▶ **RECORDS SUPPLIED**

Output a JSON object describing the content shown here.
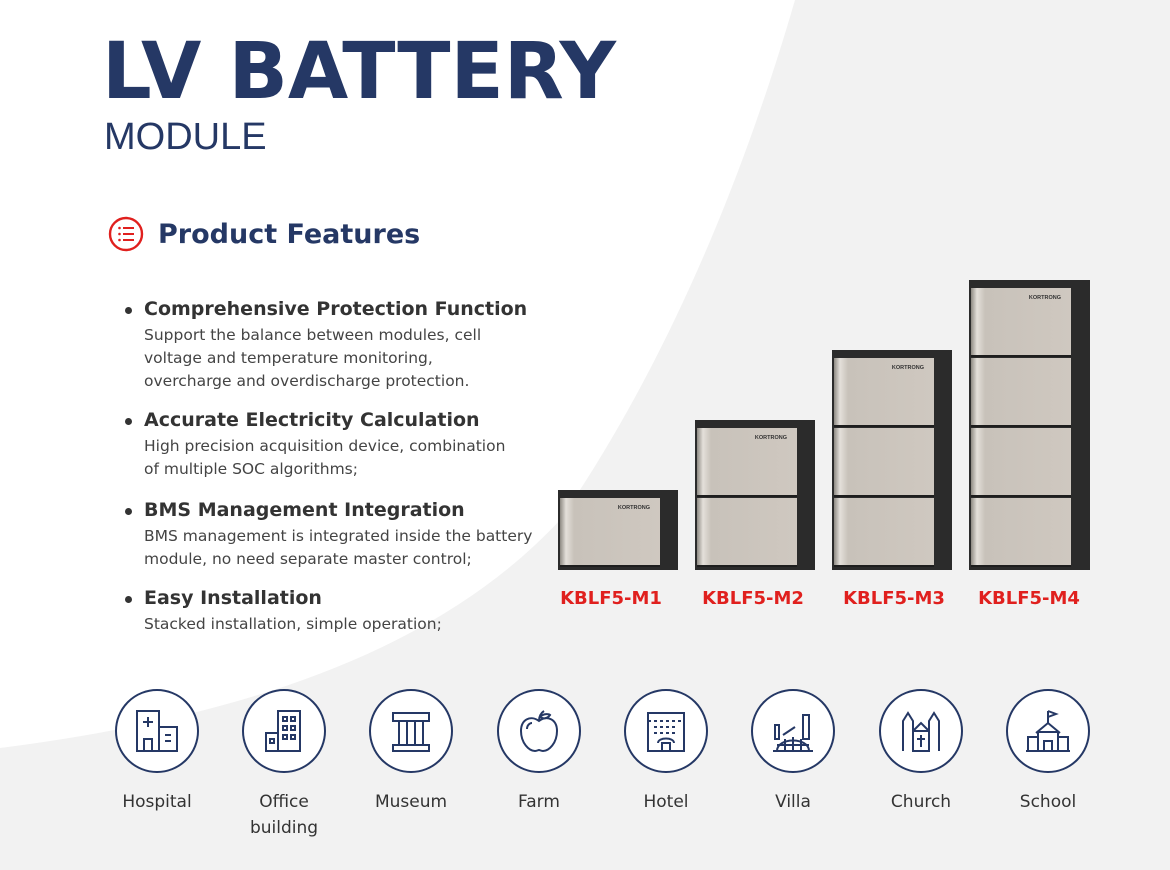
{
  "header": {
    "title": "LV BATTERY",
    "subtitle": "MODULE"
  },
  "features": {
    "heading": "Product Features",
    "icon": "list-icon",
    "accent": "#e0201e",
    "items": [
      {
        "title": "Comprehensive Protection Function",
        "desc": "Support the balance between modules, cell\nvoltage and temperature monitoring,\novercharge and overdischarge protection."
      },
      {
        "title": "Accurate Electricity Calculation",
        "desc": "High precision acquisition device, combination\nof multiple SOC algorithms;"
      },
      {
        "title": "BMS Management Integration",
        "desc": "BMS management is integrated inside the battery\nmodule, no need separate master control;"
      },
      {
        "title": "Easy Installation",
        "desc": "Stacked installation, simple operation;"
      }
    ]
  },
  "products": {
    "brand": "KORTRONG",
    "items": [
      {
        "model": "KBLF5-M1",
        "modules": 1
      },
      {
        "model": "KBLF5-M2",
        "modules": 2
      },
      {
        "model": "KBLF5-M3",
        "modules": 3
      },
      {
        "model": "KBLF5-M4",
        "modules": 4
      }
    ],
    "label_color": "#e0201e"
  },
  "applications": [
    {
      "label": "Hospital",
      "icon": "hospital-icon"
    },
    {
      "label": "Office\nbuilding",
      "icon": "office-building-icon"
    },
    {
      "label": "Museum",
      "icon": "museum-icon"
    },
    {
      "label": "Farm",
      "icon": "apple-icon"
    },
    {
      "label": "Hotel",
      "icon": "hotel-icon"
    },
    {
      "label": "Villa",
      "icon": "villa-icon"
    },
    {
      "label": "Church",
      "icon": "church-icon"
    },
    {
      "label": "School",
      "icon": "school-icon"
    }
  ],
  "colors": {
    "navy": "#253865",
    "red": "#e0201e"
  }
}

▶ **WHAT YOU WILL DO**
Pull every line containing "modules" from the data.

▶ **RESULT**
        "desc": "Support the balance between modules, cell\nvoltage and temperature monitoring,\novercharge and overdischarge protection."
        "modules": 1
        "modules": 2
        "modules": 3
        "modules": 4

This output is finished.